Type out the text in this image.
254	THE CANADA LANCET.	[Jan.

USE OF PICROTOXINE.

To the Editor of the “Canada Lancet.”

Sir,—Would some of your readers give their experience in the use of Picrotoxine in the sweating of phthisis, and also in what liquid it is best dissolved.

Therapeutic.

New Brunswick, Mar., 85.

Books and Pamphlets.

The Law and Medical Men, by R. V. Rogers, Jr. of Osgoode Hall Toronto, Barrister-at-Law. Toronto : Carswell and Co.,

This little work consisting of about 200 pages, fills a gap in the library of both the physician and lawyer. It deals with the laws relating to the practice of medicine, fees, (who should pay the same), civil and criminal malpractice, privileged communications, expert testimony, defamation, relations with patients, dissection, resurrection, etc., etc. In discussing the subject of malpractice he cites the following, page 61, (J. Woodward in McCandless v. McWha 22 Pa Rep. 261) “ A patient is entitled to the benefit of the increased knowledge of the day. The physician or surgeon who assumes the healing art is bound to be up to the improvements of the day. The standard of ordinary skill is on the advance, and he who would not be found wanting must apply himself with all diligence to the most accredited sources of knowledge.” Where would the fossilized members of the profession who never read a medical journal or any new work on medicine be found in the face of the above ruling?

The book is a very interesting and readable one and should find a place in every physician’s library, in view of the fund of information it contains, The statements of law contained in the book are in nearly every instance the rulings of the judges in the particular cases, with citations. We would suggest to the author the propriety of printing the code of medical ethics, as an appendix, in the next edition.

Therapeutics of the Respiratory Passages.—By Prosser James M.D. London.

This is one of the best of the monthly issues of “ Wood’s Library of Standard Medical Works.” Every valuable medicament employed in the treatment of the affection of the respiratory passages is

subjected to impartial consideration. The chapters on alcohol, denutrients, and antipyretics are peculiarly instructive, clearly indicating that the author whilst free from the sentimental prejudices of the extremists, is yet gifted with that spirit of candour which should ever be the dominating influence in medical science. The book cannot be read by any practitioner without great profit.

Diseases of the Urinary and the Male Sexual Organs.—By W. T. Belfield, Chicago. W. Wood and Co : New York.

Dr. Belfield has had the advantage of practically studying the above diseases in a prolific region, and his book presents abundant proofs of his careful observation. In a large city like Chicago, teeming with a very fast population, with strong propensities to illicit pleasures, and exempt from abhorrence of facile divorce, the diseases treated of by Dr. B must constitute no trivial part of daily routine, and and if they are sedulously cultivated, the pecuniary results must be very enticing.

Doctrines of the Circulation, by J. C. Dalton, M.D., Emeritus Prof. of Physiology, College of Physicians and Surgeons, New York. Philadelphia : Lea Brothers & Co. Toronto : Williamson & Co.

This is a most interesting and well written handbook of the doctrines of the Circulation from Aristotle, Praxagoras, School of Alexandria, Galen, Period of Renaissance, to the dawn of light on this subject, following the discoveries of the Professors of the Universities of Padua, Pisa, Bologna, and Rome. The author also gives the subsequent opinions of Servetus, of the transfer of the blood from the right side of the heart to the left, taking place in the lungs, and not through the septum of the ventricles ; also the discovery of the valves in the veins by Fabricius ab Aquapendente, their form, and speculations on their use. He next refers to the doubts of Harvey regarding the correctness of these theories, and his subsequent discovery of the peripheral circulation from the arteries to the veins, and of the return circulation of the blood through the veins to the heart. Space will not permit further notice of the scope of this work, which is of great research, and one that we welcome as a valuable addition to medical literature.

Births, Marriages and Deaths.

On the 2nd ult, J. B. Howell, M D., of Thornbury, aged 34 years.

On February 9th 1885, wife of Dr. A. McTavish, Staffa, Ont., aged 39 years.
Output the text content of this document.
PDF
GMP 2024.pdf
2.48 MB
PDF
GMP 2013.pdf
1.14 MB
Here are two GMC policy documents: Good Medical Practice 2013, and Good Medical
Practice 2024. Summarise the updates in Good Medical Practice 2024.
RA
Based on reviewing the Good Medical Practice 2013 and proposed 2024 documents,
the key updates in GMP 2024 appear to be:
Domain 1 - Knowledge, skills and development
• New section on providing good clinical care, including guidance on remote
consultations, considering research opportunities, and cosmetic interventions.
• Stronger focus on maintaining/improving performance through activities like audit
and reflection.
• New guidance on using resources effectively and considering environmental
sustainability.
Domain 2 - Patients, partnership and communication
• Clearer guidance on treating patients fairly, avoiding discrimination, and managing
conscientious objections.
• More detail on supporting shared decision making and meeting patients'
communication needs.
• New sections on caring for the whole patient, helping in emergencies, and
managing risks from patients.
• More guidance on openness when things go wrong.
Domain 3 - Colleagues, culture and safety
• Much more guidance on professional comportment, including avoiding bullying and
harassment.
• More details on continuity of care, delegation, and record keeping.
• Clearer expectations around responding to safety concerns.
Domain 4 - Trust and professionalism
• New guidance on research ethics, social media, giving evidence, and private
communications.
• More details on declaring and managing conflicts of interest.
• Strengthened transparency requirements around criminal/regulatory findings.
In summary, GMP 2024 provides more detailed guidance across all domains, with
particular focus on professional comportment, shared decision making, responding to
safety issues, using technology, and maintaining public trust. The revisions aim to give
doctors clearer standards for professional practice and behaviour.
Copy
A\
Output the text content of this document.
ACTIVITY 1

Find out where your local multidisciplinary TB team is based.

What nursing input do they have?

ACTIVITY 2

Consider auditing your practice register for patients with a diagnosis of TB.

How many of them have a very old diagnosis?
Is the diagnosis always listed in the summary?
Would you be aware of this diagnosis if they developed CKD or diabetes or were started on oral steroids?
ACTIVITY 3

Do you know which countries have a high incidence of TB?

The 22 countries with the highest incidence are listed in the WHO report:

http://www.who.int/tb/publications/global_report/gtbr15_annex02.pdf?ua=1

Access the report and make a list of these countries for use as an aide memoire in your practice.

§ **PROMPT**:
Each line of the material above either contains the word "Toronto" or does not; state how many do, and nothing else.

§ **SOLUTION TO THE PROBLEM**:
2